• _Instructions to follow_: For the data below, work out how many lines include the string "give" and report only the number.

Saved entries
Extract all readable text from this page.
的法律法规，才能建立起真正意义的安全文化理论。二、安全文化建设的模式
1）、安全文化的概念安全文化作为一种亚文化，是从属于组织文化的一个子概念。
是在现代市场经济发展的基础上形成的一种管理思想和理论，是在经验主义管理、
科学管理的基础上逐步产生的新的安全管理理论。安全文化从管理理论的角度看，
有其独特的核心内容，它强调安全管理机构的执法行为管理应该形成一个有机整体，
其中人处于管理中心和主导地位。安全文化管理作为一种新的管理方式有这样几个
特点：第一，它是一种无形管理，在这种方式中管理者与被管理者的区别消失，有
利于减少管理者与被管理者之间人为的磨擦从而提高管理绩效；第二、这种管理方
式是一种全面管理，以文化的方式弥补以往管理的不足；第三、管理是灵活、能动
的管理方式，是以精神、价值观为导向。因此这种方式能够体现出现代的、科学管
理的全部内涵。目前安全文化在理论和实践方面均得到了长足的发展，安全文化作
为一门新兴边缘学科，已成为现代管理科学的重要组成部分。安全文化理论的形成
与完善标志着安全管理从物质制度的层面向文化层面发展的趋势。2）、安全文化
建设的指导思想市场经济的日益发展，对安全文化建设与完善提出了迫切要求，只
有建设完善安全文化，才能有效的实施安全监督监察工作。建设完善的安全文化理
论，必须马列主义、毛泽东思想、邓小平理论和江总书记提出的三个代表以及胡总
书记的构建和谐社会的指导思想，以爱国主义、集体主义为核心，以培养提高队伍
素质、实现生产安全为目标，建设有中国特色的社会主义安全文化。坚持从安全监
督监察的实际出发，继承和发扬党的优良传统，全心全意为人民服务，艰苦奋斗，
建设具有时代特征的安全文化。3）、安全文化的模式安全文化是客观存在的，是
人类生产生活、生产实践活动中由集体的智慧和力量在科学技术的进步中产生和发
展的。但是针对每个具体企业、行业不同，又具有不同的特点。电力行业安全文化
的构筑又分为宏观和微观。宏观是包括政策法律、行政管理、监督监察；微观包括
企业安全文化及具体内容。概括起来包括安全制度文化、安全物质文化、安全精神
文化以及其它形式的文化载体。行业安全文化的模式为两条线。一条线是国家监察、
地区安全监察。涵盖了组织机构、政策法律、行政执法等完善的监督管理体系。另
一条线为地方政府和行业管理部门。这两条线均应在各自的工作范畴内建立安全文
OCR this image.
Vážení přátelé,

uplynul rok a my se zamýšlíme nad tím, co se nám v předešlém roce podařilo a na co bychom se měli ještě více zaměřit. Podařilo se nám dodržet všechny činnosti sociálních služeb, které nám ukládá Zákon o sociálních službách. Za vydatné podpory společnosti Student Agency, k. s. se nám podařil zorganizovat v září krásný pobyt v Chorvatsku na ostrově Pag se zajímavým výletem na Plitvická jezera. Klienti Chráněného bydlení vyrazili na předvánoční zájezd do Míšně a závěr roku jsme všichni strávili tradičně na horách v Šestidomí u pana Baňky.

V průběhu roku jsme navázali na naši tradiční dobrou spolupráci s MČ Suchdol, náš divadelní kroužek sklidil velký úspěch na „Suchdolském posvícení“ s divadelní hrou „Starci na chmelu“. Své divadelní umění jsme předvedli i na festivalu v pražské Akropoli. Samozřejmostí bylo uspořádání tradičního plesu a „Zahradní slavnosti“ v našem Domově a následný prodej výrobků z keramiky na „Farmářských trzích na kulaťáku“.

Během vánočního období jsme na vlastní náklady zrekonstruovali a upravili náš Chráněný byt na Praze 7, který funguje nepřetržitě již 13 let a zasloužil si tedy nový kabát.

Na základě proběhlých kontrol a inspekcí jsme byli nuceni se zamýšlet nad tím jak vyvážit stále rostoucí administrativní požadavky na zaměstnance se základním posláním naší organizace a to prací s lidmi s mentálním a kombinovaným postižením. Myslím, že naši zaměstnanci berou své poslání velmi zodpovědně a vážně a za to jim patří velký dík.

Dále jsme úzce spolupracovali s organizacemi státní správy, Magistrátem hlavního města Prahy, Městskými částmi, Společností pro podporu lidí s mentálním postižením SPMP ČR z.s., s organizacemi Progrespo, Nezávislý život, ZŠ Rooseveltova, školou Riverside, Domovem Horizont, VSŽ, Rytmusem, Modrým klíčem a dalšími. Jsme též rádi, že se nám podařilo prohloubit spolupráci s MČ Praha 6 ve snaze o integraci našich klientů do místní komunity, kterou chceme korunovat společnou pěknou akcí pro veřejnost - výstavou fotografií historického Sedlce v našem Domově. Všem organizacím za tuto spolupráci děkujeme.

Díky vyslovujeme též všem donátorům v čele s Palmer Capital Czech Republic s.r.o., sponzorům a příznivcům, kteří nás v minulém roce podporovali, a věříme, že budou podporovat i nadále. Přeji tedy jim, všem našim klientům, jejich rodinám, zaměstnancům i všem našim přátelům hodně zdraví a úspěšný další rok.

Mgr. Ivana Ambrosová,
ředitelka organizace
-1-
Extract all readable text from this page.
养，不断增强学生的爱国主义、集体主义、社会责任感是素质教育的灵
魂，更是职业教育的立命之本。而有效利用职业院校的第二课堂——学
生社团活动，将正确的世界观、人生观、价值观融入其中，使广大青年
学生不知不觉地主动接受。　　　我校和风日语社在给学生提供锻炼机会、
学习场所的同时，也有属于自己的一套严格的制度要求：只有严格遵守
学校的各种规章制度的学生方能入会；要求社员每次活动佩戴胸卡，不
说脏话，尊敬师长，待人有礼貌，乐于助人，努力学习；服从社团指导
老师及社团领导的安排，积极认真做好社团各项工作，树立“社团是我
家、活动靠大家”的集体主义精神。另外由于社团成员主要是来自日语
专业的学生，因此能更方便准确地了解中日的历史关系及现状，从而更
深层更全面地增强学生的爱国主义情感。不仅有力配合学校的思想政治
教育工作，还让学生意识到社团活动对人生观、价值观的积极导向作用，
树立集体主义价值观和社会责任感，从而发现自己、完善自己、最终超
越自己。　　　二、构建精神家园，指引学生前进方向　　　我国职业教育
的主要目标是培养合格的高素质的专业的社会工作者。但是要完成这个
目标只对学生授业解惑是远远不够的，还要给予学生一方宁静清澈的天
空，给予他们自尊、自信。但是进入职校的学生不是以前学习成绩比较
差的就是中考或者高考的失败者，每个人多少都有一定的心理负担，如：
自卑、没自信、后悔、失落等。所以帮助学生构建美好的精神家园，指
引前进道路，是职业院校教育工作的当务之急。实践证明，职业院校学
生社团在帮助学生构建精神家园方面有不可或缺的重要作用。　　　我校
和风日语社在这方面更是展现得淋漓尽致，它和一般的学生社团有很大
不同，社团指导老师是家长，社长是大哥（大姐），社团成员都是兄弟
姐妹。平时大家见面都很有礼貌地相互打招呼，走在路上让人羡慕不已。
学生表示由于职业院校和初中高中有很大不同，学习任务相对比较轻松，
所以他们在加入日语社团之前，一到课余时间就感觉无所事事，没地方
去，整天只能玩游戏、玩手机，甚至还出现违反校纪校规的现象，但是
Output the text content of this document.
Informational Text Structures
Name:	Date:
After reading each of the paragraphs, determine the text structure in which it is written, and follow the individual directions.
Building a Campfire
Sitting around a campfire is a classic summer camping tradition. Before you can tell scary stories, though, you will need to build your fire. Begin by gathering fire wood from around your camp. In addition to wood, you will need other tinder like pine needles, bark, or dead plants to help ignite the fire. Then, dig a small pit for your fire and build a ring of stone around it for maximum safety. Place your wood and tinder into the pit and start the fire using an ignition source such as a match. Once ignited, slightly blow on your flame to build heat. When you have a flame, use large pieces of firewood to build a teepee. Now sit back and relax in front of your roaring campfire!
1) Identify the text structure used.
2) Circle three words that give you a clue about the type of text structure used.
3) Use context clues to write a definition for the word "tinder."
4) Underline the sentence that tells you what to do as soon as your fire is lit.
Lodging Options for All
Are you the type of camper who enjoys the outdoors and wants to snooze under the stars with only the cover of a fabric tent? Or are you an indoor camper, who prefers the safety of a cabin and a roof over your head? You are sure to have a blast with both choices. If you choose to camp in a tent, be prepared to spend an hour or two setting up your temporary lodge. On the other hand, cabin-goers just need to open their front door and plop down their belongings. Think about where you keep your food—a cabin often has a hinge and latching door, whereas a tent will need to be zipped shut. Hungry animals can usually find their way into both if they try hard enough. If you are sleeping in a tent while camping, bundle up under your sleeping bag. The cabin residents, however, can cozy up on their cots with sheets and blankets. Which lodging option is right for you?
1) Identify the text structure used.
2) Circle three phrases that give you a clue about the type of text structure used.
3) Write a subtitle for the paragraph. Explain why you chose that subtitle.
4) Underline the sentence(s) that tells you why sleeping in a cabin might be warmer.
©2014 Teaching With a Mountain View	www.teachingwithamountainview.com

• _Written answer_: 2